* Short task:
Reproduce every entry exactly and leave its pictures out.

* Entries shown:
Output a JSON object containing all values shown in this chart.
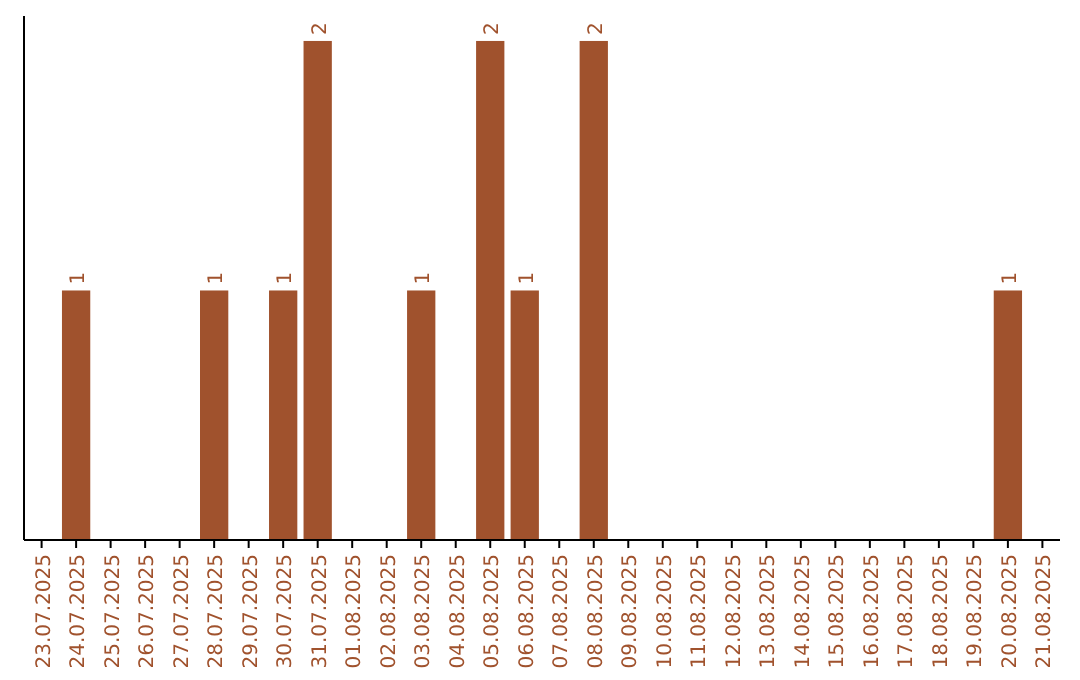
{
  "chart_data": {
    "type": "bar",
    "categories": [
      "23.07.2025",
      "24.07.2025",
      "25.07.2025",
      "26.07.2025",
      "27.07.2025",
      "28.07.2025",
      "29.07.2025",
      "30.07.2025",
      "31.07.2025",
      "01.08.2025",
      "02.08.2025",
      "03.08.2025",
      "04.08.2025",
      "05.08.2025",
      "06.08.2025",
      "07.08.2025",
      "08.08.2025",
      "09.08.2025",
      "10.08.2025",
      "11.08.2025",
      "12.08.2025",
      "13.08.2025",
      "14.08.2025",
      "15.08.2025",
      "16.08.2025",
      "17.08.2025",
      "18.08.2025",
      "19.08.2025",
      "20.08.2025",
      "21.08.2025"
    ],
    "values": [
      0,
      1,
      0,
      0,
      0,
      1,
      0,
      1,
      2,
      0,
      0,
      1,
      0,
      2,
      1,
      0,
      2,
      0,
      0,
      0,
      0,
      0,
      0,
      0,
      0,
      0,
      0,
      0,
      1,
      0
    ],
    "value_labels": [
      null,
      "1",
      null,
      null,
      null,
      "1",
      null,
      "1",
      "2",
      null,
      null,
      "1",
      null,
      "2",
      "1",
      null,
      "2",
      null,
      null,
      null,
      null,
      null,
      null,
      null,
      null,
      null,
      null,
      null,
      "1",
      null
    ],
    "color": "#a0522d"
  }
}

* Written response:
Output a JSON object containing all values shown in this chart.
{
  "chart_data": {
    "type": "bar",
    "categories": [
      "23.07.2025",
      "24.07.2025",
      "25.07.2025",
      "26.07.2025",
      "27.07.2025",
      "28.07.2025",
      "29.07.2025",
      "30.07.2025",
      "31.07.2025",
      "01.08.2025",
      "02.08.2025",
      "03.08.2025",
      "04.08.2025",
      "05.08.2025",
      "06.08.2025",
      "07.08.2025",
      "08.08.2025",
      "09.08.2025",
      "10.08.2025",
      "11.08.2025",
      "12.08.2025",
      "13.08.2025",
      "14.08.2025",
      "15.08.2025",
      "16.08.2025",
      "17.08.2025",
      "18.08.2025",
      "19.08.2025",
      "20.08.2025",
      "21.08.2025"
    ],
    "values": [
      0,
      1,
      0,
      0,
      0,
      1,
      0,
      1,
      2,
      0,
      0,
      1,
      0,
      2,
      1,
      0,
      2,
      0,
      0,
      0,
      0,
      0,
      0,
      0,
      0,
      0,
      0,
      0,
      1,
      0
    ],
    "value_labels": [
      null,
      "1",
      null,
      null,
      null,
      "1",
      null,
      "1",
      "2",
      null,
      null,
      "1",
      null,
      "2",
      "1",
      null,
      "2",
      null,
      null,
      null,
      null,
      null,
      null,
      null,
      null,
      null,
      null,
      null,
      "1",
      null
    ],
    "color": "#a0522d"
  }
}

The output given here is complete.